Exercise instructions - Copy the records again, from their first line up to and including the line with "- date-cell[interactable]: 7: [1337, 335, 1363, 362]".

Input for this task -

────────────────────

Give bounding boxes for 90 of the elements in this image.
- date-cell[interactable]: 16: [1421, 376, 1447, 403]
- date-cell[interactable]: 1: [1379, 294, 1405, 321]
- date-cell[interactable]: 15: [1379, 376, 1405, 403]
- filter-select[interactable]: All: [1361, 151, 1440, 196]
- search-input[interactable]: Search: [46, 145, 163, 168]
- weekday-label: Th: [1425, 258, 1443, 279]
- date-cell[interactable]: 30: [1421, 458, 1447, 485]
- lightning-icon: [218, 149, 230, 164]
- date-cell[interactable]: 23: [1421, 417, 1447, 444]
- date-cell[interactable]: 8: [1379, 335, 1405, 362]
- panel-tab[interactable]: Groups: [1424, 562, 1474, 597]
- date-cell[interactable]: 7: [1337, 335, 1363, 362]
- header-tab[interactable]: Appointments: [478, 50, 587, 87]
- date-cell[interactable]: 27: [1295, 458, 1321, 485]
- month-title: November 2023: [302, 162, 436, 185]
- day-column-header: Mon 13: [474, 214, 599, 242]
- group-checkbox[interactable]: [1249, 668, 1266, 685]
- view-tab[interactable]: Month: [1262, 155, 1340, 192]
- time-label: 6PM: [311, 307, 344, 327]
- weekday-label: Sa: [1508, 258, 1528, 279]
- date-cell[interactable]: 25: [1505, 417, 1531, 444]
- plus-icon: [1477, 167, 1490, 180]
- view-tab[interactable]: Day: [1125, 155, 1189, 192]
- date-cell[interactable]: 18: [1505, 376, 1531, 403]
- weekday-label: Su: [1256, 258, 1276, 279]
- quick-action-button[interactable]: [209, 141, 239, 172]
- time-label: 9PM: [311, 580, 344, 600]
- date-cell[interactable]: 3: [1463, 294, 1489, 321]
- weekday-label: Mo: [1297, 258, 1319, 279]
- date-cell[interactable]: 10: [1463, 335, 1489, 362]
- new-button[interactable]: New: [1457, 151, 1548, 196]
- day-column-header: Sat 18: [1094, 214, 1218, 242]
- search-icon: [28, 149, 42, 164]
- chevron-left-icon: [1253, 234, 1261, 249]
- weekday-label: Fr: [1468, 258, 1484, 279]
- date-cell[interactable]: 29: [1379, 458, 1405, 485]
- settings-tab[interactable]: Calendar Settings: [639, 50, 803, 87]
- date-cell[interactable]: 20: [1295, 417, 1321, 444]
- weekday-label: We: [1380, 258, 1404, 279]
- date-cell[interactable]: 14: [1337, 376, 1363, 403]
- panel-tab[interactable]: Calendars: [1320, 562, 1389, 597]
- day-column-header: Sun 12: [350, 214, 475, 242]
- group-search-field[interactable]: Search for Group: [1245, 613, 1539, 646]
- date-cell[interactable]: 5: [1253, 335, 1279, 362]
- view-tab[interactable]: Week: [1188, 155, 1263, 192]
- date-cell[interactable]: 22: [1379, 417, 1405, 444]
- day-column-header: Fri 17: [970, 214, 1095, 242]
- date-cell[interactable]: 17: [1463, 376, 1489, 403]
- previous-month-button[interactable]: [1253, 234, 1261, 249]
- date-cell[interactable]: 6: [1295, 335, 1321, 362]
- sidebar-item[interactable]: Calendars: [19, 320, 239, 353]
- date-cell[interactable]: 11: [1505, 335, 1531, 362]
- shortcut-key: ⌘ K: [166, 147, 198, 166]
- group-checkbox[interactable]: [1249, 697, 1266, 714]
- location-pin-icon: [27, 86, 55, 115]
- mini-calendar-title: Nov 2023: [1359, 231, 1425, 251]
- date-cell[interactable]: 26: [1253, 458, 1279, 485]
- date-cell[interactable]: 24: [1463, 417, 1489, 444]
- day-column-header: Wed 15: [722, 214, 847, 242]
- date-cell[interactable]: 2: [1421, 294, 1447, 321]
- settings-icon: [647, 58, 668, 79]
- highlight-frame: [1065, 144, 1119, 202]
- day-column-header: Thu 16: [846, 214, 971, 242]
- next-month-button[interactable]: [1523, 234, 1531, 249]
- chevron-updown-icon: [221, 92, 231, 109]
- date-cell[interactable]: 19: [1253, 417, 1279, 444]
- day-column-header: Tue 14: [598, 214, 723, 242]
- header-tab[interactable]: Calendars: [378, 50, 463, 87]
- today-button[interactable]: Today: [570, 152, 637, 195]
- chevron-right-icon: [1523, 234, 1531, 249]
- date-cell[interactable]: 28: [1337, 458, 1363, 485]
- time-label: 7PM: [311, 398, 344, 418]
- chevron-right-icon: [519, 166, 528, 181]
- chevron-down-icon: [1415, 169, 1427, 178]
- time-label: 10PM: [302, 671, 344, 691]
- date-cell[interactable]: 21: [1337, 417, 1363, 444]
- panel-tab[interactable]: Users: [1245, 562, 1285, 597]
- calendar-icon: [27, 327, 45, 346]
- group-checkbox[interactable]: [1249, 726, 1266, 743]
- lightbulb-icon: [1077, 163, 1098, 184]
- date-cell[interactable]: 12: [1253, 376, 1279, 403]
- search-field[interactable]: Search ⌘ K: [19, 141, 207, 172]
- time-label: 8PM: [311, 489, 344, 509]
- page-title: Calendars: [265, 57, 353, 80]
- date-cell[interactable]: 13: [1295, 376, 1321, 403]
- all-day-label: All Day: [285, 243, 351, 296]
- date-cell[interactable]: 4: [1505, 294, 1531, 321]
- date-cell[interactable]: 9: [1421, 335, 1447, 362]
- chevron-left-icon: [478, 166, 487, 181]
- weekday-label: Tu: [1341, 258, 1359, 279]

────────────────────

Result -
Give bounding boxes for 90 of the elements in this image.
- date-cell[interactable]: 16: [1421, 376, 1447, 403]
- date-cell[interactable]: 1: [1379, 294, 1405, 321]
- date-cell[interactable]: 15: [1379, 376, 1405, 403]
- filter-select[interactable]: All: [1361, 151, 1440, 196]
- search-input[interactable]: Search: [46, 145, 163, 168]
- weekday-label: Th: [1425, 258, 1443, 279]
- date-cell[interactable]: 30: [1421, 458, 1447, 485]
- lightning-icon: [218, 149, 230, 164]
- date-cell[interactable]: 23: [1421, 417, 1447, 444]
- date-cell[interactable]: 8: [1379, 335, 1405, 362]
- panel-tab[interactable]: Groups: [1424, 562, 1474, 597]
- date-cell[interactable]: 7: [1337, 335, 1363, 362]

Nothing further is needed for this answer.